Selected excerpt:
#####

Born into slavery, Booker T. Washington became the leading voice for Black Americans at the turn of the twentieth century. Author, pioneer in higher education, adviser to presidents and business leaders, and a pillar in the emerging Black elite and middle class, Washington helped conceive a future for an educated, prosperous Black society in the wake of emancipation and Reconstruction.
The son of an enslaved Virginia woman, Washington identified education as the pathway out of poverty, a necessity for his voracious intellect, and the focus of his professional life. He served as the first president of what is now Tuskegee University, to this day one of the premier historically Black universities in America. As president he forged relationships with the most powerful philanthropists of the day, including Carnegie and Rockefeller, establishing a network of donors that reflected a belief in and talent for working with the white establishment. Washington’s landmark Atlanta Exposition Speech in 1895 called for an African American investment in industrial education and accumulation of wealth as a way of integrating Blacks into society at large. This position was not uncontroversial—passionate activists such as NAACP cofounder W. E. B. Du Bois criticized it as being too conservative—and the surrounding debates are foundational to the most vital discussions in Black discourse: how can Black Americans best advance themselves, and can true equality and equity be achieved in the face of white oppression and the legacies of segregationist public policy?
This digital edition is based on the landmark fourteen-volume print series of Washington’s papers, one of the great documentary editions in American scholarship—“a major enterprise in Black historiography” (Times Literary Supplement). This online archive collects the complete contents of the print edition; it is fully searchable and is interoperable with other titles in Rotunda’s American History Collection.

#####

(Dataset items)
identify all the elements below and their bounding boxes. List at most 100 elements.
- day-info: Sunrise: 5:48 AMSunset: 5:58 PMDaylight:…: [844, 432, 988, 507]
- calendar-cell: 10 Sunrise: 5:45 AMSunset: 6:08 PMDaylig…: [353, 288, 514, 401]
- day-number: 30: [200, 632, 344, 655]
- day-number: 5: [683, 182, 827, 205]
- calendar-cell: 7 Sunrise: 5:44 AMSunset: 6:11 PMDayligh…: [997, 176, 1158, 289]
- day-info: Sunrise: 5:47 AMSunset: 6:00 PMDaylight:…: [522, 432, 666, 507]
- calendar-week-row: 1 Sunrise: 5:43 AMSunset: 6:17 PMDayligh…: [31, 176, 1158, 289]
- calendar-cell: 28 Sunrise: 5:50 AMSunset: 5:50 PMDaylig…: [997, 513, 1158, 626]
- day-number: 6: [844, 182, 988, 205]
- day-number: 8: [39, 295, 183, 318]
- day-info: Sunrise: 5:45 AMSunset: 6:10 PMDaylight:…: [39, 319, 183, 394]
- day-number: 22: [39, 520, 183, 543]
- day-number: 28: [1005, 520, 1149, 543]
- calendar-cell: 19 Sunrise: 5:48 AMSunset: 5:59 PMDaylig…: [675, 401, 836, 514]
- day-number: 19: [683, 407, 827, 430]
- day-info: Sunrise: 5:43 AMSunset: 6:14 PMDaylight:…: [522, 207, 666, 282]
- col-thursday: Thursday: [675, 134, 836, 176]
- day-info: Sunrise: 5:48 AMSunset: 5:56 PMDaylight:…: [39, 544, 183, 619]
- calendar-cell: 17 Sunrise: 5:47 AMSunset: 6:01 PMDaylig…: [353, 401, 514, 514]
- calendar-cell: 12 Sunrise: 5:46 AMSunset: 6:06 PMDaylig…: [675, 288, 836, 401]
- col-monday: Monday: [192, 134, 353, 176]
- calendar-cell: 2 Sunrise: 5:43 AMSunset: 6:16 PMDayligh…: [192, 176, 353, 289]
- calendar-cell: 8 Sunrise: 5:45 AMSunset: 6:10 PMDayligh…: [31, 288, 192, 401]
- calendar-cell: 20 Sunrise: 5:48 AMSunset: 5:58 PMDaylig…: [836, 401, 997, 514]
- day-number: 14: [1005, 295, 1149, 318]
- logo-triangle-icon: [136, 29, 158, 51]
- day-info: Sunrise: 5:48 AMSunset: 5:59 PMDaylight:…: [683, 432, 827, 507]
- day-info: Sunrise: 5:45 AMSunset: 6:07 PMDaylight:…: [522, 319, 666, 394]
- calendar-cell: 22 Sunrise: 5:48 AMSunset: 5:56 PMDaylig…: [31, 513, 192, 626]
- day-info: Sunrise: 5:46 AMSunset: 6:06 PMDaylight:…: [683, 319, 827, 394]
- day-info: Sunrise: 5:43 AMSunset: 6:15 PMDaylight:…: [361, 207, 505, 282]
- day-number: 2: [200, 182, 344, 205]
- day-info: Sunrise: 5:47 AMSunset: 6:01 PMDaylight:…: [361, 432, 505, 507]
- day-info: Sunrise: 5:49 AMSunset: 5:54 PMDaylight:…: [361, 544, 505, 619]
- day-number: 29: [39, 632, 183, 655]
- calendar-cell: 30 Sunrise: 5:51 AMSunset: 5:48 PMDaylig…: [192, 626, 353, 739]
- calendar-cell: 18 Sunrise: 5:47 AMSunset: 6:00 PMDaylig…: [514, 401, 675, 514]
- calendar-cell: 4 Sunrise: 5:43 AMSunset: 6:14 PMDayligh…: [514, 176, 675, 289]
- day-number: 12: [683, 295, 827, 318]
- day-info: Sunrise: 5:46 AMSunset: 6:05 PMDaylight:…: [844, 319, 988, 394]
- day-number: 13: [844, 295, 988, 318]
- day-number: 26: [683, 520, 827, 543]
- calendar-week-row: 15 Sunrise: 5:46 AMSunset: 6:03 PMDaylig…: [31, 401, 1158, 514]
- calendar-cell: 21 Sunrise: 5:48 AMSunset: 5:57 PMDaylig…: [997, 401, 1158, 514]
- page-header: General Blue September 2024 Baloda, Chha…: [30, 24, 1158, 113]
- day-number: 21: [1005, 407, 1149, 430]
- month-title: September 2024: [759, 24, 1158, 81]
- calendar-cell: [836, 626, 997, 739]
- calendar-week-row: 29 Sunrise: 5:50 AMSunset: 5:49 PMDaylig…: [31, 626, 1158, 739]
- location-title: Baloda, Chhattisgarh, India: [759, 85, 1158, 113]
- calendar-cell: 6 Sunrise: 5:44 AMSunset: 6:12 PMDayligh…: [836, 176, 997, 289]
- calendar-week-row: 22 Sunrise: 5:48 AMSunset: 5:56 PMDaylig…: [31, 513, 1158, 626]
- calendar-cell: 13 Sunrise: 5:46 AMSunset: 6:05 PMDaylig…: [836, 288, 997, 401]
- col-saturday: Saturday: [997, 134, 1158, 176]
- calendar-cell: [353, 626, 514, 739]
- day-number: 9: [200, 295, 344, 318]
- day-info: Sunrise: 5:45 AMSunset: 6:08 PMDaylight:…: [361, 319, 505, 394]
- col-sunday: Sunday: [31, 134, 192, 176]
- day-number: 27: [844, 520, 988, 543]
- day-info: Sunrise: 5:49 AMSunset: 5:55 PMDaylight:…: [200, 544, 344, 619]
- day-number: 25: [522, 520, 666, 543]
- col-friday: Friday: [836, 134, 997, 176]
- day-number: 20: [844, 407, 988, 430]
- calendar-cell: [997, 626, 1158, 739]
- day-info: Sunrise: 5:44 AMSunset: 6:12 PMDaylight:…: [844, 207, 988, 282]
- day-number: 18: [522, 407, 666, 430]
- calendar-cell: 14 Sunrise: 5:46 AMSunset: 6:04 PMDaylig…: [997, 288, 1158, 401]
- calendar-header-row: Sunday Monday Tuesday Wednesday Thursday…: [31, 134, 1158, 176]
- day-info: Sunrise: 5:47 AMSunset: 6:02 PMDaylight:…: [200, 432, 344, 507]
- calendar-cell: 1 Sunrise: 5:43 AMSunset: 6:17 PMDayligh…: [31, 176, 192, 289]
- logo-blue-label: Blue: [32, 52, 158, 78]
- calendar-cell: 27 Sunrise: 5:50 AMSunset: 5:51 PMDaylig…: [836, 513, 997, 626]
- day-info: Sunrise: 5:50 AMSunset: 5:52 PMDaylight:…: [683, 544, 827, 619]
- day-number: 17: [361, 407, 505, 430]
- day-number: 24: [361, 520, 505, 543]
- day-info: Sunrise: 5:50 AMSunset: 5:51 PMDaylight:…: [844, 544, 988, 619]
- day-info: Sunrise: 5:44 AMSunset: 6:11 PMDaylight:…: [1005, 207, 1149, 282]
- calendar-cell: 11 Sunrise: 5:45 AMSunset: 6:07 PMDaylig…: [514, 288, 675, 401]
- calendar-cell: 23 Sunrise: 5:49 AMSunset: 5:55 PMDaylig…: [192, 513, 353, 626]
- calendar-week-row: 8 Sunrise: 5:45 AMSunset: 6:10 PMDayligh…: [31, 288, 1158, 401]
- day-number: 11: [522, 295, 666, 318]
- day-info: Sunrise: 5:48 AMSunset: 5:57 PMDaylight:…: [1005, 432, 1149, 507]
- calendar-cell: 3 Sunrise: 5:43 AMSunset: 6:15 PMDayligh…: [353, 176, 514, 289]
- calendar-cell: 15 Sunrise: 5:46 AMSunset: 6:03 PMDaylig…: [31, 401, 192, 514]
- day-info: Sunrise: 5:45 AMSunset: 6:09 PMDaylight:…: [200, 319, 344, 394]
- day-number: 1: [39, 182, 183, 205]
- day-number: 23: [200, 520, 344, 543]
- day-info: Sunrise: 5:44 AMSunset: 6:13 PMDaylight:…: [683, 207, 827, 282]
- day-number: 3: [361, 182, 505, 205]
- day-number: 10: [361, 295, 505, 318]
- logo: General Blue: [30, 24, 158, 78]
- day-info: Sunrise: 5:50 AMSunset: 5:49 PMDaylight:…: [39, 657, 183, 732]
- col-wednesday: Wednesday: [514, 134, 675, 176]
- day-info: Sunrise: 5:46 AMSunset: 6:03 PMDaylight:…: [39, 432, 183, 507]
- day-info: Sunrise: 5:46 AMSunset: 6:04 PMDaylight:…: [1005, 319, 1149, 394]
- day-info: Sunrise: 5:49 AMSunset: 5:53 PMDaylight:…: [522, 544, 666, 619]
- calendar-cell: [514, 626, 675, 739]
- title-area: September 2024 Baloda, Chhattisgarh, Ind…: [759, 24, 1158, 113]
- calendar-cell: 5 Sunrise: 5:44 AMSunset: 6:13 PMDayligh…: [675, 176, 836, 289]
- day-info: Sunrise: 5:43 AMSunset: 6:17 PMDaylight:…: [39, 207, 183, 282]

#####

What is expected: From the passage on Booker T. Washington, write out the text starting at "Born into slavery, Booker" and ending at "emancipation and Reconstruction.", swapping "pioneer" for "trailblazer".

Written answer:
Born into slavery, Booker T. Washington became the leading voice for Black Americans at the turn of the twentieth century. Author, trailblazer in higher education, adviser to presidents and business leaders, and a pillar in the emerging Black elite and middle class, Washington helped conceive a future for an educated, prosperous Black society in the wake of emancipation and Reconstruction.